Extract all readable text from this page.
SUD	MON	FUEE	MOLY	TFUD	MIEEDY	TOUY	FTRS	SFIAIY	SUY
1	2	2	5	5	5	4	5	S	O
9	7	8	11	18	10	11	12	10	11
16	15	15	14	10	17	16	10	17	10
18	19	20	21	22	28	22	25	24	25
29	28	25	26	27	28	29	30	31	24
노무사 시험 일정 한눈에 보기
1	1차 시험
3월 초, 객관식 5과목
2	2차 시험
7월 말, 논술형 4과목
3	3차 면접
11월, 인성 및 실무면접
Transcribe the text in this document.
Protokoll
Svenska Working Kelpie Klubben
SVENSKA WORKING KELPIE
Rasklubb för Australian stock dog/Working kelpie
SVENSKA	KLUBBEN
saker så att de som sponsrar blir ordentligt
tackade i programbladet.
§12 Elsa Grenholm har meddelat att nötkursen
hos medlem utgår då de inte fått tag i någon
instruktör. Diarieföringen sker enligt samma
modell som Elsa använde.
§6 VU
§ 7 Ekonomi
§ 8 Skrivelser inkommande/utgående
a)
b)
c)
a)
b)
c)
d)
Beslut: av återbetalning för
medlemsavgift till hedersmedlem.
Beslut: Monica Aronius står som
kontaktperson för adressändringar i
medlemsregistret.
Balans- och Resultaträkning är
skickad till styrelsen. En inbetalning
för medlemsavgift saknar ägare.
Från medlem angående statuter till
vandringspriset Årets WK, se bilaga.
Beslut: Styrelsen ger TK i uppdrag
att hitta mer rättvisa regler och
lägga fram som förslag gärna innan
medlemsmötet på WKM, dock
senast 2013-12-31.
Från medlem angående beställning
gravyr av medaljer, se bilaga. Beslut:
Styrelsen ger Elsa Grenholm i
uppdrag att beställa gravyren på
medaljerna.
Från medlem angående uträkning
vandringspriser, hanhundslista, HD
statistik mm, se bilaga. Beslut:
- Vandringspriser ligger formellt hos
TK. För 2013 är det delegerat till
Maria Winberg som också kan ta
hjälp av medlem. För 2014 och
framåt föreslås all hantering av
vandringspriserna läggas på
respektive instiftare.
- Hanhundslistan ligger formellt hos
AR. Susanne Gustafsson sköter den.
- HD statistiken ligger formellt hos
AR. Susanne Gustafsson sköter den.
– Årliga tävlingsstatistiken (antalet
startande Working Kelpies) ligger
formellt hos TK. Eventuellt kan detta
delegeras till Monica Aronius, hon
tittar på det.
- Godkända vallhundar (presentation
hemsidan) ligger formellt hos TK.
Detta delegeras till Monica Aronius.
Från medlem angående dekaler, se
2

- Problem to work on
Exact copies of all the records are required.

- Exercise result
Extract all readable text from this page.
SUD	MON	FUEE	MOLY	TFUD	MIEEDY	TOUY	FTRS	SFIAIY	SUY
1	2	2	5	5	5	4	5	S	O
9	7	8	11	18	10	11	12	10	11
16	15	15	14	10	17	16	10	17	10
18	19	20	21	22	28	22	25	24	25
29	28	25	26	27	28	29	30	31	24
노무사 시험 일정 한눈에 보기
1	1차 시험
3월 초, 객관식 5과목
2	2차 시험
7월 말, 논술형 4과목
3	3차 면접
11월, 인성 및 실무면접
Transcribe the text in this document.
Protokoll
Svenska Working Kelpie Klubben
SVENSKA WORKING KELPIE
Rasklubb för Australian stock dog/Working kelpie
SVENSKA	KLUBBEN
saker så att de som sponsrar blir ordentligt
tackade i programbladet.
§12 Elsa Grenholm har meddelat att nötkursen
hos medlem utgår då de inte fått tag i någon
instruktör. Diarieföringen sker enligt samma
modell som Elsa använde.
§6 VU
§ 7 Ekonomi
§ 8 Skrivelser inkommande/utgående
a)
b)
c)
a)
b)
c)
d)
Beslut: av återbetalning för
medlemsavgift till hedersmedlem.
Beslut: Monica Aronius står som
kontaktperson för adressändringar i
medlemsregistret.
Balans- och Resultaträkning är
skickad till styrelsen. En inbetalning
för medlemsavgift saknar ägare.
Från medlem angående statuter till
vandringspriset Årets WK, se bilaga.
Beslut: Styrelsen ger TK i uppdrag
att hitta mer rättvisa regler och
lägga fram som förslag gärna innan
medlemsmötet på WKM, dock
senast 2013-12-31.
Från medlem angående beställning
gravyr av medaljer, se bilaga. Beslut:
Styrelsen ger Elsa Grenholm i
uppdrag att beställa gravyren på
medaljerna.
Från medlem angående uträkning
vandringspriser, hanhundslista, HD
statistik mm, se bilaga. Beslut:
- Vandringspriser ligger formellt hos
TK. För 2013 är det delegerat till
Maria Winberg som också kan ta
hjälp av medlem. För 2014 och
framåt föreslås all hantering av
vandringspriserna läggas på
respektive instiftare.
- Hanhundslistan ligger formellt hos
AR. Susanne Gustafsson sköter den.
- HD statistiken ligger formellt hos
AR. Susanne Gustafsson sköter den.
– Årliga tävlingsstatistiken (antalet
startande Working Kelpies) ligger
formellt hos TK. Eventuellt kan detta
delegeras till Monica Aronius, hon
tittar på det.
- Godkända vallhundar (presentation
hemsidan) ligger formellt hos TK.
Detta delegeras till Monica Aronius.
Från medlem angående dekaler, se
2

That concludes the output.